**REQUIREMENTS**
Pictures in the records should not be copied, but every other part must be repeated exactly.

**DATASET RECORDS**
--- START ---
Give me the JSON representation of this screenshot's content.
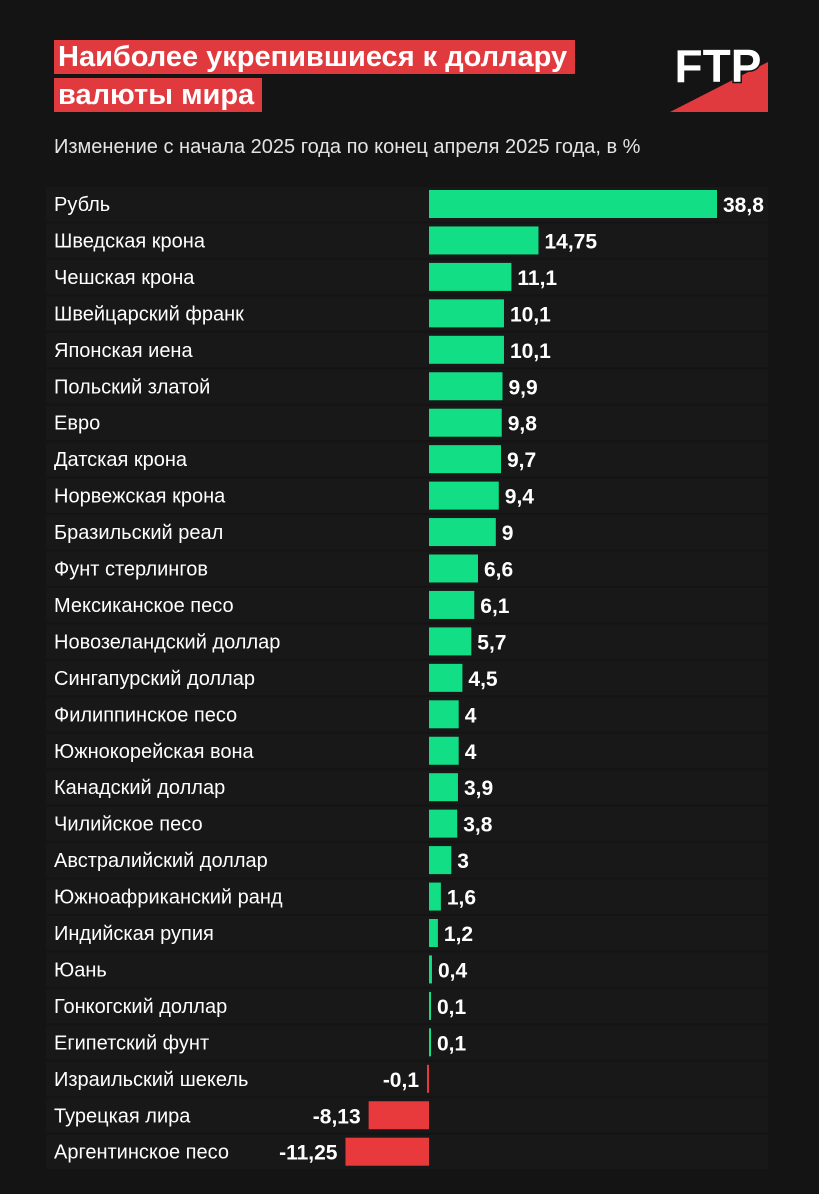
{
  "header": {
    "title_line1": "Наиболее укрепившиеся к доллару",
    "title_line2": "валюты мира",
    "subtitle": "Изменение с начала 2025 года по конец апреля 2025 года, в %",
    "logo_text": "FTP"
  },
  "colors": {
    "background": "#141414",
    "positive": "#12de86",
    "negative": "#e83a3d",
    "title_bg": "#e03a3e",
    "text": "#ffffff"
  },
  "chart_data": {
    "type": "bar",
    "orientation": "horizontal",
    "title": "Наиболее укрепившиеся к доллару валюты мира",
    "subtitle": "Изменение с начала 2025 года по конец апреля 2025 года, в %",
    "categories": [
      "Рубль",
      "Шведская крона",
      "Чешская крона",
      "Швейцарский франк",
      "Японская иена",
      "Польский златой",
      "Евро",
      "Датская крона",
      "Норвежская крона",
      "Бразильский реал",
      "Фунт стерлингов",
      "Мексиканское песо",
      "Новозеландский доллар",
      "Сингапурский доллар",
      "Филиппинское песо",
      "Южнокорейская вона",
      "Канадский доллар",
      "Чилийское песо",
      "Австралийский доллар",
      "Южноафриканский ранд",
      "Индийская рупия",
      "Юань",
      "Гонкогский доллар",
      "Египетский фунт",
      "Израильский шекель",
      "Турецкая лира",
      "Аргентинское песо"
    ],
    "values": [
      38.8,
      14.75,
      11.1,
      10.1,
      10.1,
      9.9,
      9.8,
      9.7,
      9.4,
      9,
      6.6,
      6.1,
      5.7,
      4.5,
      4,
      4,
      3.9,
      3.8,
      3,
      1.6,
      1.2,
      0.4,
      0.1,
      0.1,
      -0.1,
      -8.13,
      -11.25
    ],
    "value_labels": [
      "38,8",
      "14,75",
      "11,1",
      "10,1",
      "10,1",
      "9,9",
      "9,8",
      "9,7",
      "9,4",
      "9",
      "6,6",
      "6,1",
      "5,7",
      "4,5",
      "4",
      "4",
      "3,9",
      "3,8",
      "3",
      "1,6",
      "1,2",
      "0,4",
      "0,1",
      "0,1",
      "-0,1",
      "-8,13",
      "-11,25"
    ],
    "xlabel": "",
    "ylabel": "",
    "xlim": [
      -11.25,
      38.8
    ],
    "grid": false,
    "legend": "none"
  }
}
--- END ---
**RESULT OF THE TASK**
Give me the JSON representation of this screenshot's content.
{
  "header": {
    "title_line1": "Наиболее укрепившиеся к доллару",
    "title_line2": "валюты мира",
    "subtitle": "Изменение с начала 2025 года по конец апреля 2025 года, в %",
    "logo_text": "FTP"
  },
  "colors": {
    "background": "#141414",
    "positive": "#12de86",
    "negative": "#e83a3d",
    "title_bg": "#e03a3e",
    "text": "#ffffff"
  },
  "chart_data": {
    "type": "bar",
    "orientation": "horizontal",
    "title": "Наиболее укрепившиеся к доллару валюты мира",
    "subtitle": "Изменение с начала 2025 года по конец апреля 2025 года, в %",
    "categories": [
      "Рубль",
      "Шведская крона",
      "Чешская крона",
      "Швейцарский франк",
      "Японская иена",
      "Польский златой",
      "Евро",
      "Датская крона",
      "Норвежская крона",
      "Бразильский реал",
      "Фунт стерлингов",
      "Мексиканское песо",
      "Новозеландский доллар",
      "Сингапурский доллар",
      "Филиппинское песо",
      "Южнокорейская вона",
      "Канадский доллар",
      "Чилийское песо",
      "Австралийский доллар",
      "Южноафриканский ранд",
      "Индийская рупия",
      "Юань",
      "Гонкогский доллар",
      "Египетский фунт",
      "Израильский шекель",
      "Турецкая лира",
      "Аргентинское песо"
    ],
    "values": [
      38.8,
      14.75,
      11.1,
      10.1,
      10.1,
      9.9,
      9.8,
      9.7,
      9.4,
      9,
      6.6,
      6.1,
      5.7,
      4.5,
      4,
      4,
      3.9,
      3.8,
      3,
      1.6,
      1.2,
      0.4,
      0.1,
      0.1,
      -0.1,
      -8.13,
      -11.25
    ],
    "value_labels": [
      "38,8",
      "14,75",
      "11,1",
      "10,1",
      "10,1",
      "9,9",
      "9,8",
      "9,7",
      "9,4",
      "9",
      "6,6",
      "6,1",
      "5,7",
      "4,5",
      "4",
      "4",
      "3,9",
      "3,8",
      "3",
      "1,6",
      "1,2",
      "0,4",
      "0,1",
      "0,1",
      "-0,1",
      "-8,13",
      "-11,25"
    ],
    "xlabel": "",
    "ylabel": "",
    "xlim": [
      -11.25,
      38.8
    ],
    "grid": false,
    "legend": "none"
  }
}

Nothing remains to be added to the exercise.